- Page excerpt
------------

Another significant change is that the Amendment Rules clarify what ‘acting together’ means, something which the SBO Rules lacked. It has been defined to mean an individual or individuals through any person or trust: (a) acting with a common intent or purpose; (b) when such intent or purpose is for exercising any rights or entitlements, or exercising significant influence or control over the reporting company; (c) in pursuance of an agreement or undertaking, which may be formal or informal. ‘Significant influence’ has also been defined now as the power to participate, directly or indirectly, in the financial and operating policy decisions of the reporting company, but it is not control or joint control of those policies.

------------

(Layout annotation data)

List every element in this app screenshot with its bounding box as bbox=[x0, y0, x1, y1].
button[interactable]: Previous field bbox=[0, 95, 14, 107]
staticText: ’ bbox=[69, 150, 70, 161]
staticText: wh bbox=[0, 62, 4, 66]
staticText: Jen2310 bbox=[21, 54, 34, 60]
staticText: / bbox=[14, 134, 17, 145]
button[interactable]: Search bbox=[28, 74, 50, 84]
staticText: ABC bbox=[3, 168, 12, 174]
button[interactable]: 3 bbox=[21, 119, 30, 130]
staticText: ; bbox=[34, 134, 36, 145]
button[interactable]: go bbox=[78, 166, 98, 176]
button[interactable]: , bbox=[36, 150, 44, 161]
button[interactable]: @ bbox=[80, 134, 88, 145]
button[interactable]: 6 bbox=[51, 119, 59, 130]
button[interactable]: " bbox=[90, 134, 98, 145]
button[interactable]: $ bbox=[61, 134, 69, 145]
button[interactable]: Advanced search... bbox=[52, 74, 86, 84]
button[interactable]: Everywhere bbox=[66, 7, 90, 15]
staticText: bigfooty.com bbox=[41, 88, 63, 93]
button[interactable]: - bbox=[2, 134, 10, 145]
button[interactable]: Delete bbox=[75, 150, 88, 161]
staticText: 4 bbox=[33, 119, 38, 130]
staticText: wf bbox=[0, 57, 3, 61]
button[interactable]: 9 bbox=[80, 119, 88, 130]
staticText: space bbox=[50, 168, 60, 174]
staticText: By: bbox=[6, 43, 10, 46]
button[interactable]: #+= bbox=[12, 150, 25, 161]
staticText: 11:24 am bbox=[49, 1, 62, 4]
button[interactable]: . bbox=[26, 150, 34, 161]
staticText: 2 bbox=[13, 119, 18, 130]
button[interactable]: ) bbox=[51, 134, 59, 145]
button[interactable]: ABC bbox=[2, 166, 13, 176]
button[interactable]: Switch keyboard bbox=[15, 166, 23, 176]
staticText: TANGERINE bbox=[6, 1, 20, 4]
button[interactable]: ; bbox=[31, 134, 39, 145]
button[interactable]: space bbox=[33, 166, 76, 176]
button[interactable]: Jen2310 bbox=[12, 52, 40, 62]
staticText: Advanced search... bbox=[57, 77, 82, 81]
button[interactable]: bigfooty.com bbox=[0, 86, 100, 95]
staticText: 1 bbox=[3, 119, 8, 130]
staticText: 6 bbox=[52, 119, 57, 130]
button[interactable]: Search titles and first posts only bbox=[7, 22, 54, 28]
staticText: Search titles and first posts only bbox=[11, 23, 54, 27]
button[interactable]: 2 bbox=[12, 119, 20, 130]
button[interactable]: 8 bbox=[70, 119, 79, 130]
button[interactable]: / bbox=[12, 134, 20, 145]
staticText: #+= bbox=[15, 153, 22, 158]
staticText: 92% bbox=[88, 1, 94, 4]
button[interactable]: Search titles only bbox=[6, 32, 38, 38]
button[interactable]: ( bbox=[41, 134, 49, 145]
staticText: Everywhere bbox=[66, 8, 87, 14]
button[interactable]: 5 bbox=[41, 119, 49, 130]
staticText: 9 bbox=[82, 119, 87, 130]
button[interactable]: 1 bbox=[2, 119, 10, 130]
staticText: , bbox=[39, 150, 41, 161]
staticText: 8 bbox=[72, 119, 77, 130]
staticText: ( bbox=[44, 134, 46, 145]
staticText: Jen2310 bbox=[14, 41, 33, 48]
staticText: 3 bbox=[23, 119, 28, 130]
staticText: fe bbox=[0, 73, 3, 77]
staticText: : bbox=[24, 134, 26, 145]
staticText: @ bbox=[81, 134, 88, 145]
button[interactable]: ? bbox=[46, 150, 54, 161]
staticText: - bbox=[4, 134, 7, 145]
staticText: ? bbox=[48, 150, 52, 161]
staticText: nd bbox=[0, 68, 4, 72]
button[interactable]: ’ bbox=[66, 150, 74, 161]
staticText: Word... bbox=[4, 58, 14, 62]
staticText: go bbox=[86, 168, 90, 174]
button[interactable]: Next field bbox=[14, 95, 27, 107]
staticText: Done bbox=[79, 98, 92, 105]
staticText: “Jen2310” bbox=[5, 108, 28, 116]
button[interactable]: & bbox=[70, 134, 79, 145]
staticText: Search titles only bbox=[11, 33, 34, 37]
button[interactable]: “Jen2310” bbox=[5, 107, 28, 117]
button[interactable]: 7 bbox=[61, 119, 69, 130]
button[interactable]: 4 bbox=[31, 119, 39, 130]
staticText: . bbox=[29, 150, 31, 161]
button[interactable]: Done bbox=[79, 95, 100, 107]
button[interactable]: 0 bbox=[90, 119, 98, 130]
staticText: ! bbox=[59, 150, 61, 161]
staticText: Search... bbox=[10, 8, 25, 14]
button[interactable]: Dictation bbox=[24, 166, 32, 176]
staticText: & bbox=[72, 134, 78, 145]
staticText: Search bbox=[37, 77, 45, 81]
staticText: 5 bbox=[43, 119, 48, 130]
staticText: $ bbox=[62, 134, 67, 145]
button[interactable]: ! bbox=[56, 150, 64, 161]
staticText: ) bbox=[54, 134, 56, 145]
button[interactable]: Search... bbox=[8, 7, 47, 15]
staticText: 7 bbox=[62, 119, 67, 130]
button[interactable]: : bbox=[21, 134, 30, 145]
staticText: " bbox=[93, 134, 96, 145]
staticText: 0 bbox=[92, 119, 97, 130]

------------

- Job 1
Answer these questions about the excerpt on the Amendment Rules:
(a) Which rules lacked a clarification of what "acting together" means?
(b) What two forms may the agreement or undertaking take?
(c) What is "significant influence" stated not to be?
- Job 2
Reproduce the excerpt from "Another significant change" to "of those policies.".
Rely on the excerpt alone.

- Solution 1
(a) The SBO Rules.
(b) Formal or informal.
(c) Control or joint control of the reporting company's financial and operating policies.

- Solution 2
Another significant change is that the Amendment Rules clarify what ‘acting together’ means, something which the SBO Rules lacked. It has been defined to mean an individual or individuals through any person or trust: (a) acting with a common intent or purpose; (b) when such intent or purpose is for exercising any rights or entitlements, or exercising significant influence or control over the reporting company; (c) in pursuance of an agreement or undertaking, which may be formal or informal. ‘Significant influence’ has also been defined now as the power to participate, directly or indirectly, in the financial and operating policy decisions of the reporting company, but it is not control or joint control of those policies.